[Recorded data]
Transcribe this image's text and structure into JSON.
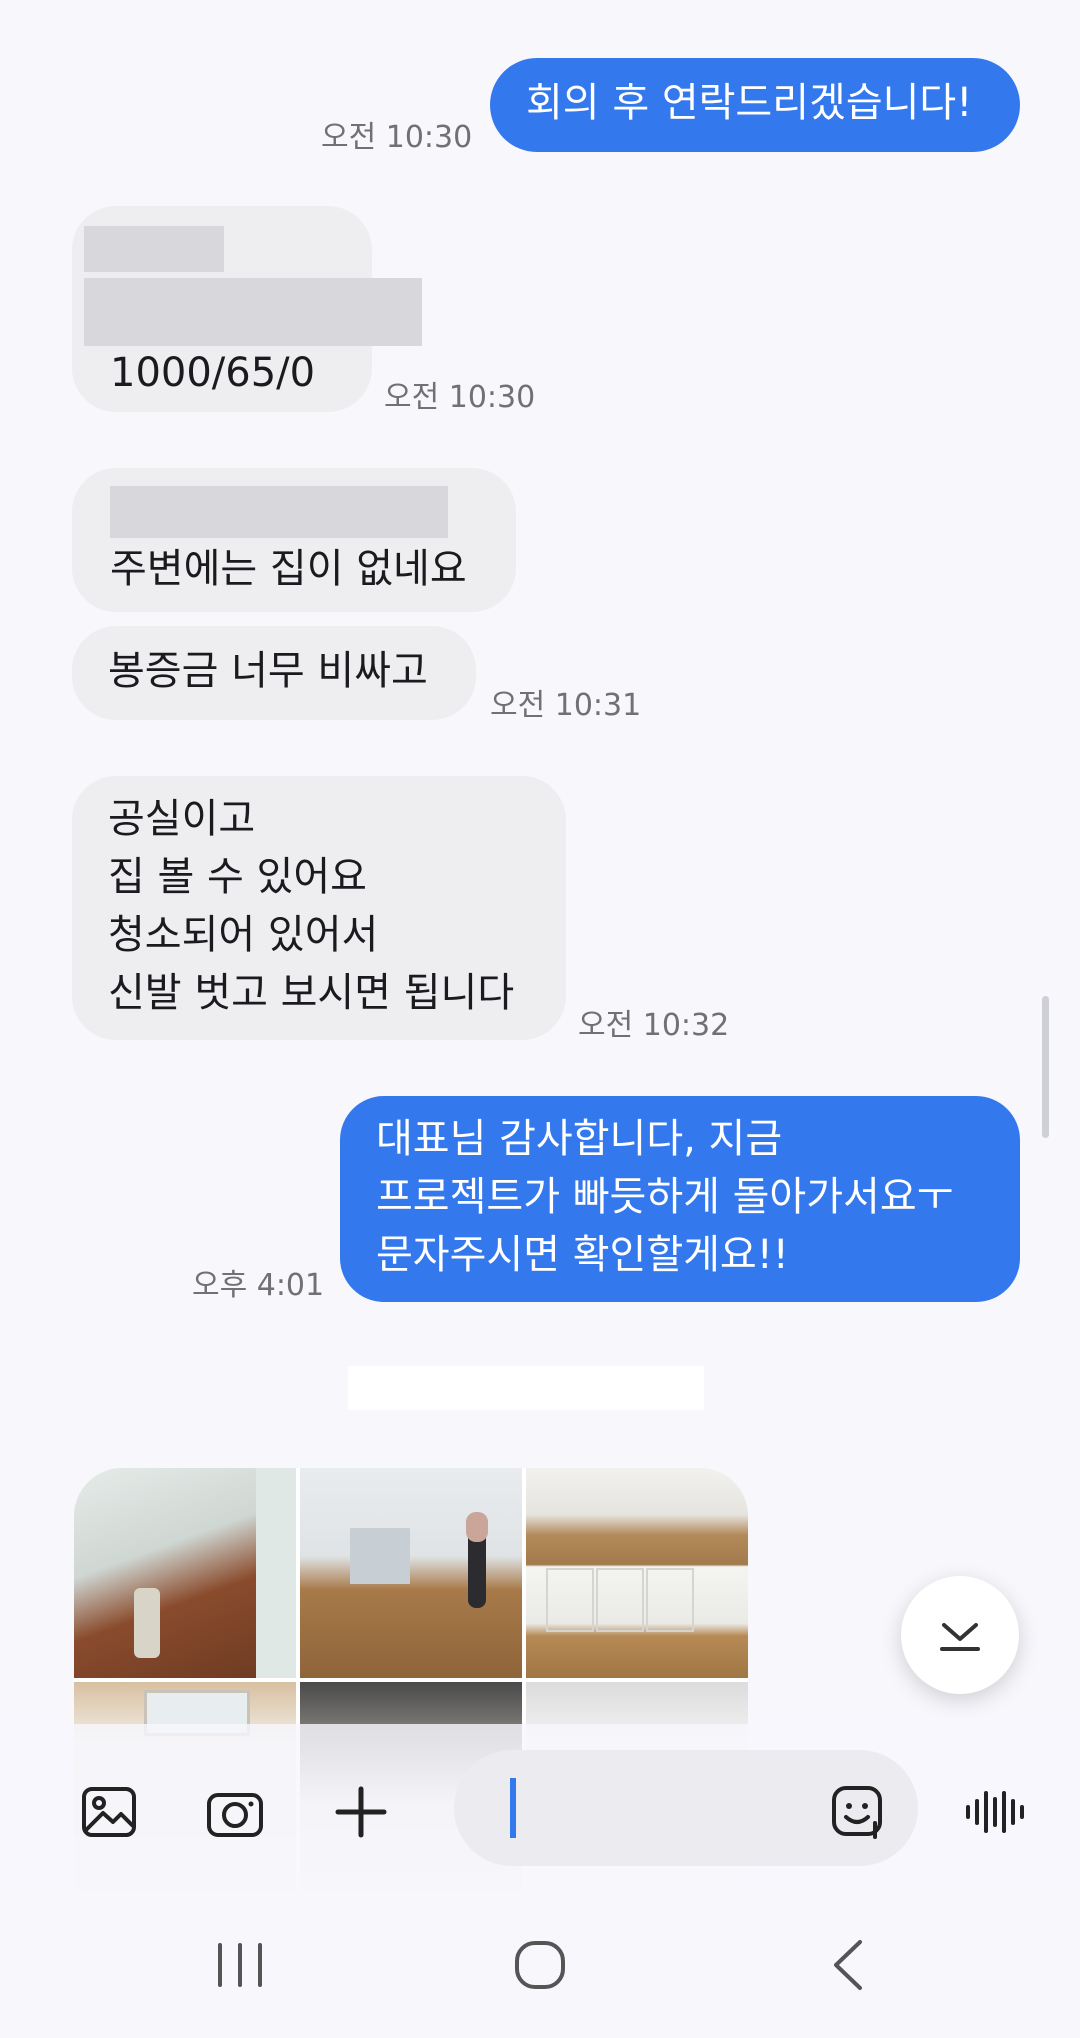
{
  "messages": {
    "m1": {
      "text": "회의 후 연락드리겠습니다!",
      "time": "오전 10:30"
    },
    "m2": {
      "text": "1000/65/0",
      "time": "오전 10:30"
    },
    "m3": {
      "text": "주변에는 집이 없네요"
    },
    "m4": {
      "text": "봉증금 너무 비싸고",
      "time": "오전 10:31"
    },
    "m5": {
      "lines": [
        "공실이고",
        "집 볼 수 있어요",
        "청소되어 있어서",
        "신발 벗고 보시면 됩니다"
      ],
      "time": "오전 10:32"
    },
    "m6": {
      "lines": [
        "대표님 감사합니다, 지금",
        "프로젝트가 빠듯하게 돌아가서요ㅜ",
        "문자주시면 확인할게요!!"
      ],
      "time": "오후 4:01"
    }
  },
  "photos": {
    "count_visible": 6,
    "items": [
      "closet-floor",
      "empty-room-person",
      "kitchen-counter",
      "window-room",
      "dark-room",
      "white-room"
    ]
  },
  "composer": {
    "icons": [
      "gallery-icon",
      "camera-icon",
      "plus-icon",
      "emoji-icon",
      "voice-icon"
    ],
    "input_value": ""
  },
  "nav": {
    "icons": [
      "recent-apps-icon",
      "home-icon",
      "back-icon"
    ]
  },
  "colors": {
    "sent_bubble": "#3478ee",
    "recv_bubble": "#eeeef1",
    "background": "#f7f7fc"
  }
}
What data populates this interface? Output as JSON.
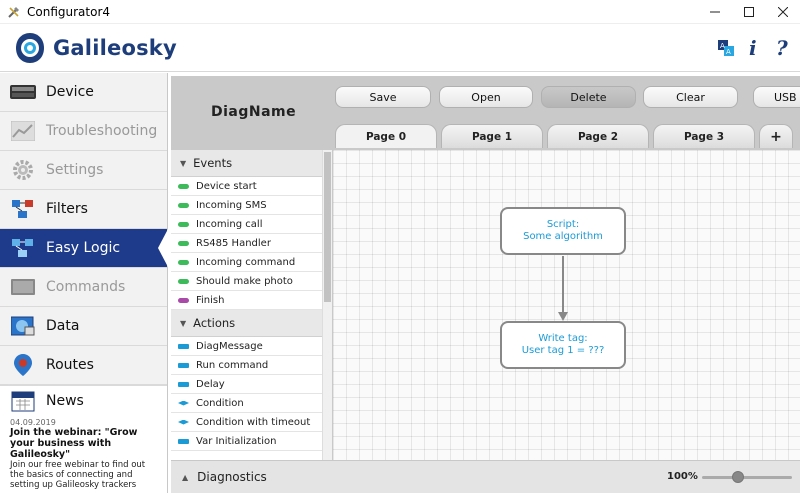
{
  "window": {
    "title": "Configurator4"
  },
  "header": {
    "brand": "Galileosky"
  },
  "sidebar": {
    "items": [
      {
        "label": "Device",
        "state": "normal"
      },
      {
        "label": "Troubleshooting",
        "state": "disabled"
      },
      {
        "label": "Settings",
        "state": "disabled"
      },
      {
        "label": "Filters",
        "state": "normal"
      },
      {
        "label": "Easy Logic",
        "state": "active"
      },
      {
        "label": "Commands",
        "state": "disabled"
      },
      {
        "label": "Data",
        "state": "normal"
      },
      {
        "label": "Routes",
        "state": "normal"
      }
    ],
    "news": {
      "label": "News",
      "date": "04.09.2019",
      "title": "Join the webinar: \"Grow your business with Galileosky\"",
      "body": "Join our free webinar to find out the basics of connecting and setting up Galileosky trackers"
    }
  },
  "editor": {
    "diag_name": "DiagName",
    "toolbar": {
      "save": "Save",
      "open": "Open",
      "delete": "Delete",
      "clear": "Clear",
      "usb": "USB"
    },
    "tabs": [
      "Page 0",
      "Page 1",
      "Page 2",
      "Page 3"
    ],
    "add_tab": "+",
    "palette": {
      "events_title": "Events",
      "events": [
        {
          "label": "Device start",
          "color": "#3dbb5b"
        },
        {
          "label": "Incoming SMS",
          "color": "#3dbb5b"
        },
        {
          "label": "Incoming call",
          "color": "#3dbb5b"
        },
        {
          "label": "RS485 Handler",
          "color": "#3dbb5b"
        },
        {
          "label": "Incoming command",
          "color": "#3dbb5b"
        },
        {
          "label": "Should make photo",
          "color": "#3dbb5b"
        },
        {
          "label": "Finish",
          "color": "#a94aa8"
        }
      ],
      "actions_title": "Actions",
      "actions": [
        {
          "label": "DiagMessage",
          "shape": "rect"
        },
        {
          "label": "Run command",
          "shape": "rect"
        },
        {
          "label": "Delay",
          "shape": "rect"
        },
        {
          "label": "Condition",
          "shape": "diamond"
        },
        {
          "label": "Condition with timeout",
          "shape": "diamond"
        },
        {
          "label": "Var Initialization",
          "shape": "rect"
        }
      ]
    },
    "nodes": [
      {
        "line1": "Script:",
        "line2": "Some algorithm"
      },
      {
        "line1": "Write tag:",
        "line2": "User tag 1 = ???"
      }
    ],
    "bottom": {
      "diagnostics": "Diagnostics",
      "zoom": "100%",
      "zoom_level": 0.4
    }
  }
}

# [Given problem]
Without including any pictures, print each record exactly.

# [Reply to the task]
Transcribe this image's text and structure into JSON.
{
  "messages": {
    "m1": {
      "text": "회의 후 연락드리겠습니다!",
      "time": "오전 10:30"
    },
    "m2": {
      "text": "1000/65/0",
      "time": "오전 10:30"
    },
    "m3": {
      "text": "주변에는 집이 없네요"
    },
    "m4": {
      "text": "봉증금 너무 비싸고",
      "time": "오전 10:31"
    },
    "m5": {
      "lines": [
        "공실이고",
        "집 볼 수 있어요",
        "청소되어 있어서",
        "신발 벗고 보시면 됩니다"
      ],
      "time": "오전 10:32"
    },
    "m6": {
      "lines": [
        "대표님 감사합니다, 지금",
        "프로젝트가 빠듯하게 돌아가서요ㅜ",
        "문자주시면 확인할게요!!"
      ],
      "time": "오후 4:01"
    }
  },
  "photos": {
    "count_visible": 6,
    "items": [
      "closet-floor",
      "empty-room-person",
      "kitchen-counter",
      "window-room",
      "dark-room",
      "white-room"
    ]
  },
  "composer": {
    "icons": [
      "gallery-icon",
      "camera-icon",
      "plus-icon",
      "emoji-icon",
      "voice-icon"
    ],
    "input_value": ""
  },
  "nav": {
    "icons": [
      "recent-apps-icon",
      "home-icon",
      "back-icon"
    ]
  },
  "colors": {
    "sent_bubble": "#3478ee",
    "recv_bubble": "#eeeef1",
    "background": "#f7f7fc"
  }
}
What data populates this interface? Output as JSON.
{
  "window": {
    "title": "Configurator4"
  },
  "header": {
    "brand": "Galileosky"
  },
  "sidebar": {
    "items": [
      {
        "label": "Device",
        "state": "normal"
      },
      {
        "label": "Troubleshooting",
        "state": "disabled"
      },
      {
        "label": "Settings",
        "state": "disabled"
      },
      {
        "label": "Filters",
        "state": "normal"
      },
      {
        "label": "Easy Logic",
        "state": "active"
      },
      {
        "label": "Commands",
        "state": "disabled"
      },
      {
        "label": "Data",
        "state": "normal"
      },
      {
        "label": "Routes",
        "state": "normal"
      }
    ],
    "news": {
      "label": "News",
      "date": "04.09.2019",
      "title": "Join the webinar: \"Grow your business with Galileosky\"",
      "body": "Join our free webinar to find out the basics of connecting and setting up Galileosky trackers"
    }
  },
  "editor": {
    "diag_name": "DiagName",
    "toolbar": {
      "save": "Save",
      "open": "Open",
      "delete": "Delete",
      "clear": "Clear",
      "usb": "USB"
    },
    "tabs": [
      "Page 0",
      "Page 1",
      "Page 2",
      "Page 3"
    ],
    "add_tab": "+",
    "palette": {
      "events_title": "Events",
      "events": [
        {
          "label": "Device start",
          "color": "#3dbb5b"
        },
        {
          "label": "Incoming SMS",
          "color": "#3dbb5b"
        },
        {
          "label": "Incoming call",
          "color": "#3dbb5b"
        },
        {
          "label": "RS485 Handler",
          "color": "#3dbb5b"
        },
        {
          "label": "Incoming command",
          "color": "#3dbb5b"
        },
        {
          "label": "Should make photo",
          "color": "#3dbb5b"
        },
        {
          "label": "Finish",
          "color": "#a94aa8"
        }
      ],
      "actions_title": "Actions",
      "actions": [
        {
          "label": "DiagMessage",
          "shape": "rect"
        },
        {
          "label": "Run command",
          "shape": "rect"
        },
        {
          "label": "Delay",
          "shape": "rect"
        },
        {
          "label": "Condition",
          "shape": "diamond"
        },
        {
          "label": "Condition with timeout",
          "shape": "diamond"
        },
        {
          "label": "Var Initialization",
          "shape": "rect"
        }
      ]
    },
    "nodes": [
      {
        "line1": "Script:",
        "line2": "Some algorithm"
      },
      {
        "line1": "Write tag:",
        "line2": "User tag 1 = ???"
      }
    ],
    "bottom": {
      "diagnostics": "Diagnostics",
      "zoom": "100%",
      "zoom_level": 0.4
    }
  }
}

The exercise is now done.